Exercise brief: Copy down every line where the string "open" shows up.

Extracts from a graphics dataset
::::

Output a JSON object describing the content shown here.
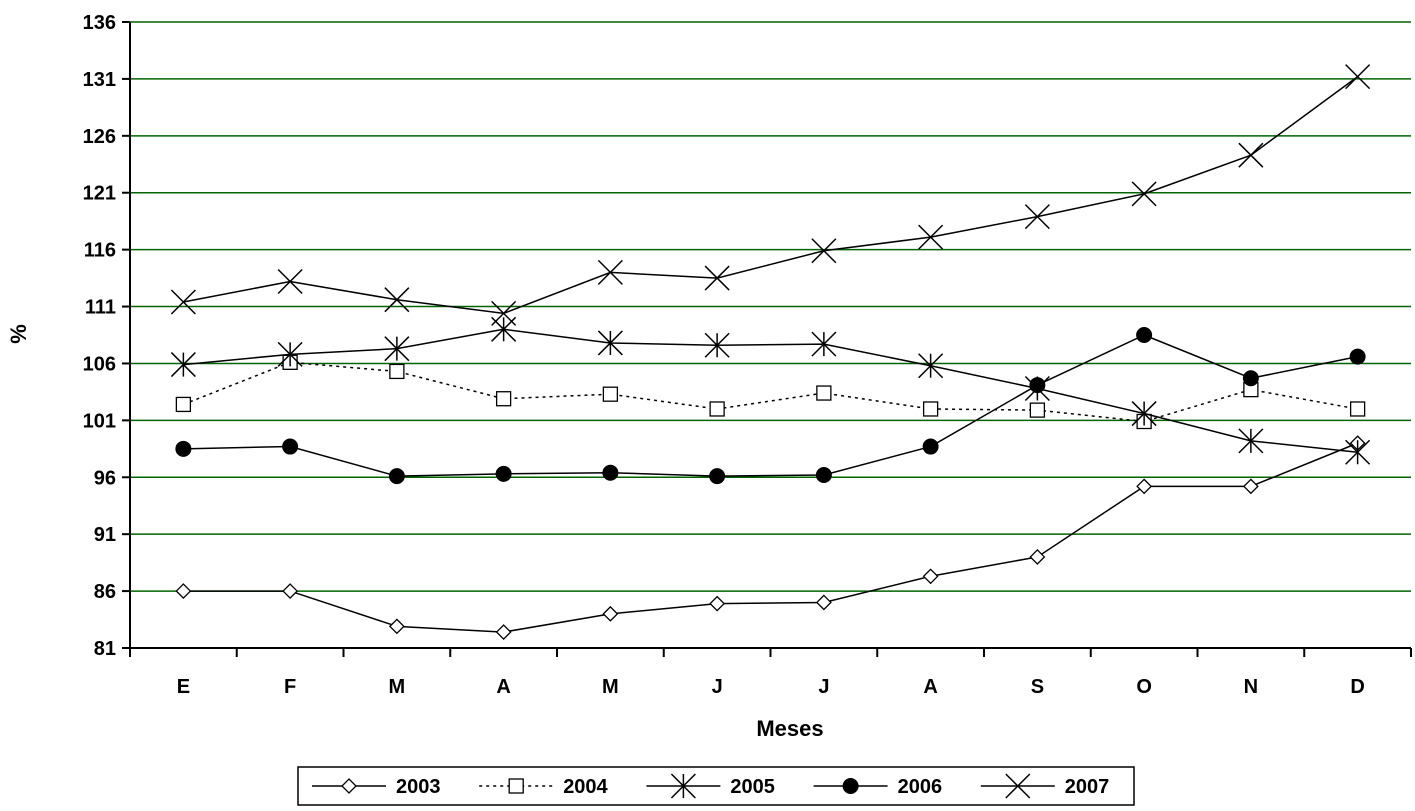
{
  "chart_data": {
    "type": "line",
    "xlabel": "Meses",
    "ylabel": "%",
    "categories": [
      "E",
      "F",
      "M",
      "A",
      "M",
      "J",
      "J",
      "A",
      "S",
      "O",
      "N",
      "D"
    ],
    "ylim": [
      81,
      136
    ],
    "yticks": [
      81,
      86,
      91,
      96,
      101,
      106,
      111,
      116,
      121,
      126,
      131,
      136
    ],
    "grid": true,
    "grid_color": "#006400",
    "legend_position": "bottom",
    "series": [
      {
        "name": "2003",
        "marker": "diamond-open",
        "line": "solid",
        "values": [
          86.0,
          86.0,
          82.9,
          82.4,
          84.0,
          84.9,
          85.0,
          87.3,
          89.0,
          95.2,
          95.2,
          99.0
        ]
      },
      {
        "name": "2004",
        "marker": "square-open",
        "line": "dotted",
        "values": [
          102.4,
          106.1,
          105.3,
          102.9,
          103.3,
          102.0,
          103.4,
          102.0,
          101.9,
          100.9,
          103.7,
          102.0
        ]
      },
      {
        "name": "2005",
        "marker": "star",
        "line": "solid",
        "values": [
          105.9,
          106.8,
          107.3,
          109.0,
          107.8,
          107.6,
          107.7,
          105.8,
          103.8,
          101.6,
          99.2,
          98.2
        ]
      },
      {
        "name": "2006",
        "marker": "circle-filled",
        "line": "solid",
        "values": [
          98.5,
          98.7,
          96.1,
          96.3,
          96.4,
          96.1,
          96.2,
          98.7,
          104.1,
          108.5,
          104.7,
          106.6
        ]
      },
      {
        "name": "2007",
        "marker": "x",
        "line": "solid",
        "values": [
          111.4,
          113.2,
          111.6,
          110.4,
          114.0,
          113.5,
          115.9,
          117.1,
          118.9,
          120.9,
          124.3,
          131.2
        ]
      }
    ]
  }
}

::::

Final result:
        "marker": "diamond-open",
        "marker": "square-open",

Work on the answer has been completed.